Goal: In the listing that follows, count each line where the word "JSON" appears; write nothing but the count.

Dataset records:
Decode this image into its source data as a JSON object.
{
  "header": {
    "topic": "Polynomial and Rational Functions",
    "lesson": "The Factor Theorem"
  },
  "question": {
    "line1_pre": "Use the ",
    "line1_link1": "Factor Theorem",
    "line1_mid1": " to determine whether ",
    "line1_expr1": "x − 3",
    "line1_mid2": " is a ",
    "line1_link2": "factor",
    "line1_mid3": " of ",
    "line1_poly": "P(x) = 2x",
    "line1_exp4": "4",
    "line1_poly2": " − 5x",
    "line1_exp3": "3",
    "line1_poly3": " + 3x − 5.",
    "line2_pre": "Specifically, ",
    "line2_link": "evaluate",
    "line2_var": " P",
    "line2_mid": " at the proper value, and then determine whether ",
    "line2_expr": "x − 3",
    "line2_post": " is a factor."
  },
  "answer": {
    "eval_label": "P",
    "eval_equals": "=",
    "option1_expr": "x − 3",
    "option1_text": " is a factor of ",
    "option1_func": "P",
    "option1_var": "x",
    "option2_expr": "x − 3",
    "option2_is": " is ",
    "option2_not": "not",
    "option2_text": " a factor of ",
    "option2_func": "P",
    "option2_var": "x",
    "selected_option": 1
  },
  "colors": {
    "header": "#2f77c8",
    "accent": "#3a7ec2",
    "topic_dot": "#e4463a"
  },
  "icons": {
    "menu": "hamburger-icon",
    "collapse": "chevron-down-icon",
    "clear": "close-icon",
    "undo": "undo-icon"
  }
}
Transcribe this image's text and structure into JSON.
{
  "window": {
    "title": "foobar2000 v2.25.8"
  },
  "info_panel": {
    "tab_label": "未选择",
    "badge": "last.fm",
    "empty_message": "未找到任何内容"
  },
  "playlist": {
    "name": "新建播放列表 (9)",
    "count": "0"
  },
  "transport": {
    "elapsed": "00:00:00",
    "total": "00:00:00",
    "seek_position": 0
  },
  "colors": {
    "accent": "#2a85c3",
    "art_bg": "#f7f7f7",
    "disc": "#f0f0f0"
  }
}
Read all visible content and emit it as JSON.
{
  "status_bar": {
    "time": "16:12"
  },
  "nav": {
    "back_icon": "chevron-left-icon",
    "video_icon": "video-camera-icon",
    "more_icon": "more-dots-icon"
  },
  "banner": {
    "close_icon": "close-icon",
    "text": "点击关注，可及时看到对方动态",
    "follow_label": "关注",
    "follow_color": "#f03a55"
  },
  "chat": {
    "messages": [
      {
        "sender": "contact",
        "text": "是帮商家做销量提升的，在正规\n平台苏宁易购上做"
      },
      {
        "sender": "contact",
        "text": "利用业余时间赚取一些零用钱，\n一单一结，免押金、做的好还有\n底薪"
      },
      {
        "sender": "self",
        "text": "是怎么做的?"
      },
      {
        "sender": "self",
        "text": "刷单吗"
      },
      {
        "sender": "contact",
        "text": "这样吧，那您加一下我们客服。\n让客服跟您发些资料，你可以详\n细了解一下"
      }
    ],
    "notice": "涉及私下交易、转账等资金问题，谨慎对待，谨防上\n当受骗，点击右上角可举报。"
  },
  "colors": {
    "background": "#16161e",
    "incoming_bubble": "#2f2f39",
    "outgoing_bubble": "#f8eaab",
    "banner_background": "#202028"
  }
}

Solution for this exercise: 3